TASK STATEMENT - Go through the records and copy each line where the word "TradingView" occurs.
+++
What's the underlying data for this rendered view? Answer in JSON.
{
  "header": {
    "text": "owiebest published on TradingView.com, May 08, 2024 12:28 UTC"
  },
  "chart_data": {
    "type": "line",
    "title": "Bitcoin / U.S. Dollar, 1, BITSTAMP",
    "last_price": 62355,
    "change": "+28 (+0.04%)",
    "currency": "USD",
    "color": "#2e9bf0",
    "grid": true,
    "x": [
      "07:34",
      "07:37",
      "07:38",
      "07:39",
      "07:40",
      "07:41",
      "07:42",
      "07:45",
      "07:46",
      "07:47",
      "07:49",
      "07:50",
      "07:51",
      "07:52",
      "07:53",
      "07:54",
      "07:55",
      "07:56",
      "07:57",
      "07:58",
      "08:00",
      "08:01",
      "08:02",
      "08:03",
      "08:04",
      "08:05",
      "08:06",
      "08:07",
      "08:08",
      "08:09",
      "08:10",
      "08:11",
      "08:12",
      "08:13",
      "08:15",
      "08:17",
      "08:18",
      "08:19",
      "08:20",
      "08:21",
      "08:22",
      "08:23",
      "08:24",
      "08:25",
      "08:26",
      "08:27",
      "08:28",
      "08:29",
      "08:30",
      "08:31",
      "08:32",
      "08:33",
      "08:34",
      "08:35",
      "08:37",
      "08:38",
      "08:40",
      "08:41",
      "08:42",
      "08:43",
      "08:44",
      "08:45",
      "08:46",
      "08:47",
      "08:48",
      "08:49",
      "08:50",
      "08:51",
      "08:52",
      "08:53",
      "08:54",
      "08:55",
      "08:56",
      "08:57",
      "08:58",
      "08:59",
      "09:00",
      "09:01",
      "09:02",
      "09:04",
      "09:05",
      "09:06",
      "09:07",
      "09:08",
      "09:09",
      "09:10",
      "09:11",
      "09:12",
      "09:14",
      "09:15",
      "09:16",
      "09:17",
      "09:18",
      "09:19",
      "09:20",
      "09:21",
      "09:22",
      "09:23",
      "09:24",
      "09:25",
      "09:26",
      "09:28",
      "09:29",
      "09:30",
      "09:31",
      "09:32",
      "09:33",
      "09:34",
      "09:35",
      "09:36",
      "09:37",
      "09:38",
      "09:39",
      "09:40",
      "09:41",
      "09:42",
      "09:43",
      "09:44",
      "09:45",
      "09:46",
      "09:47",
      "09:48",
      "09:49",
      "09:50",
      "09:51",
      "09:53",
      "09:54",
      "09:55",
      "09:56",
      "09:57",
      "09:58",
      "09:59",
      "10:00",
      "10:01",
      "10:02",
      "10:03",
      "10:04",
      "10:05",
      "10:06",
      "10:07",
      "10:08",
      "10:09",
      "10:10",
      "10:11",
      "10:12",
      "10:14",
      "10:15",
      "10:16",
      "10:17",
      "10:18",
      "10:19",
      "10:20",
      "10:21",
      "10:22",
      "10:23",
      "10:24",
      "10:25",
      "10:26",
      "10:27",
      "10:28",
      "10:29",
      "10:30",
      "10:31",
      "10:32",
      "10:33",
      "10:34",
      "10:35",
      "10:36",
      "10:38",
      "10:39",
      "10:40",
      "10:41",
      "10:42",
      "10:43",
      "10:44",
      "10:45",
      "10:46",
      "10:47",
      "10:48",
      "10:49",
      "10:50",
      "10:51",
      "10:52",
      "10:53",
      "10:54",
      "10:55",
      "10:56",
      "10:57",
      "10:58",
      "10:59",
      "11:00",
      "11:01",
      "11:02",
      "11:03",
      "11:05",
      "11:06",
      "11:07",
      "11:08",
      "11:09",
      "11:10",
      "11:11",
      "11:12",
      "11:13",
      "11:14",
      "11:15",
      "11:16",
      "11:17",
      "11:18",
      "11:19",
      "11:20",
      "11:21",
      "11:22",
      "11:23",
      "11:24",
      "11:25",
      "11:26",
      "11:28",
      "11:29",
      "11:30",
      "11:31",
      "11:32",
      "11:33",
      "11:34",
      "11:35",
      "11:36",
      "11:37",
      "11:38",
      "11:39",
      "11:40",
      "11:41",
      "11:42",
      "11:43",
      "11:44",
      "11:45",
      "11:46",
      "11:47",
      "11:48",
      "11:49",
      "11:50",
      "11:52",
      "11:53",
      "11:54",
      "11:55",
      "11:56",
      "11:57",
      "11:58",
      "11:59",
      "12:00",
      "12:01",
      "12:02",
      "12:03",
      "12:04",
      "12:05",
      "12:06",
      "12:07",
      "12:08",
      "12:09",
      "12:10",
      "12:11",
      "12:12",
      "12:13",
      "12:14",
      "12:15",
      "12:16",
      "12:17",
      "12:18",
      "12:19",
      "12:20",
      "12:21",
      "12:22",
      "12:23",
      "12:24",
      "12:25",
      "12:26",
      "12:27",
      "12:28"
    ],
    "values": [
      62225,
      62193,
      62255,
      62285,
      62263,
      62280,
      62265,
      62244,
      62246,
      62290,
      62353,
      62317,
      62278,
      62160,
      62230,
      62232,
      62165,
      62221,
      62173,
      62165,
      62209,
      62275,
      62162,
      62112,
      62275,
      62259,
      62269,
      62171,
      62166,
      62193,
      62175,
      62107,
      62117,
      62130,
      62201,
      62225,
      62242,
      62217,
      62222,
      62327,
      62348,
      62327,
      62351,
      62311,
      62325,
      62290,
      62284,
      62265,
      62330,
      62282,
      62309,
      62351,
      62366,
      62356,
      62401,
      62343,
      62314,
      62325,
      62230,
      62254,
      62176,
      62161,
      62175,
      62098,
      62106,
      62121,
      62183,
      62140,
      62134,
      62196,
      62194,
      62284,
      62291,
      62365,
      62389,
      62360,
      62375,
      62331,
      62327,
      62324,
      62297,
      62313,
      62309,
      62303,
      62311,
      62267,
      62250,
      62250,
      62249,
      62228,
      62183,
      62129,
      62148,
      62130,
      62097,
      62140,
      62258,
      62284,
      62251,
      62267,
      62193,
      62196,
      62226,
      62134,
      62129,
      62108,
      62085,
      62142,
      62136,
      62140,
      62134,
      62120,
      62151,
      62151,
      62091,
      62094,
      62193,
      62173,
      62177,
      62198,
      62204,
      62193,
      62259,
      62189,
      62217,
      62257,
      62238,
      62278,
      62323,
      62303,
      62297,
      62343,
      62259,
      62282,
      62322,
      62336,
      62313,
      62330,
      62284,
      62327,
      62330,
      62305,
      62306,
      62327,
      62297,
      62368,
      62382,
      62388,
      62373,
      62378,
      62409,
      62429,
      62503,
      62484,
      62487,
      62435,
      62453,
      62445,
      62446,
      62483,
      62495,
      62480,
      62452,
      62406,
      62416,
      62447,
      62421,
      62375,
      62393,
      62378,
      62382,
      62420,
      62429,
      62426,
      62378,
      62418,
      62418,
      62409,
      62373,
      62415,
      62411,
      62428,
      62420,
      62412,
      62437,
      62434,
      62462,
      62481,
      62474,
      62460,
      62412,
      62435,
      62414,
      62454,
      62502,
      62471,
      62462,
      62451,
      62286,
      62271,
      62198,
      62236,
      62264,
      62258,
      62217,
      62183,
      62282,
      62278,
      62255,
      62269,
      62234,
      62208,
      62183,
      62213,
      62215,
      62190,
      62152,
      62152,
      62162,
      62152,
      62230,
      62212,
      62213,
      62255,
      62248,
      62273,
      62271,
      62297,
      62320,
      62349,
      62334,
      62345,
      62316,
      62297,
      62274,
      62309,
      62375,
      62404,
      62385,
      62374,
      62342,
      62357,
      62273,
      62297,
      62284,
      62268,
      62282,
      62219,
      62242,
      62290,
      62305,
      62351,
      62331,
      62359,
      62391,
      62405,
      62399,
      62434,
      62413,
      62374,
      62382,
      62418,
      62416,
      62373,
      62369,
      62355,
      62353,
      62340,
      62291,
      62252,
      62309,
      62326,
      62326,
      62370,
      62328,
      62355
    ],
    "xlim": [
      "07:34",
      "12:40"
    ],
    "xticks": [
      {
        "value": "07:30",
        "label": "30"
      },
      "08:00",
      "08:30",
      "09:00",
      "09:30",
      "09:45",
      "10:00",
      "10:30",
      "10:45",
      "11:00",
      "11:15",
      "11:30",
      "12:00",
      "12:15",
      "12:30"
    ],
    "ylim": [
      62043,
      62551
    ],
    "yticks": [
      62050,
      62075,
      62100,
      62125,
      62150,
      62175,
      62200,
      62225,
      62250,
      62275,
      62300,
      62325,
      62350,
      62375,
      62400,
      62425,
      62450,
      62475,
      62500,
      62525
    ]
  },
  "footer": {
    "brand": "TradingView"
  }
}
+++
OUTPUT FOR THIS EXERCISE -
    "text": "owiebest published on TradingView.com, May 08, 2024 12:28 UTC"
    "brand": "TradingView"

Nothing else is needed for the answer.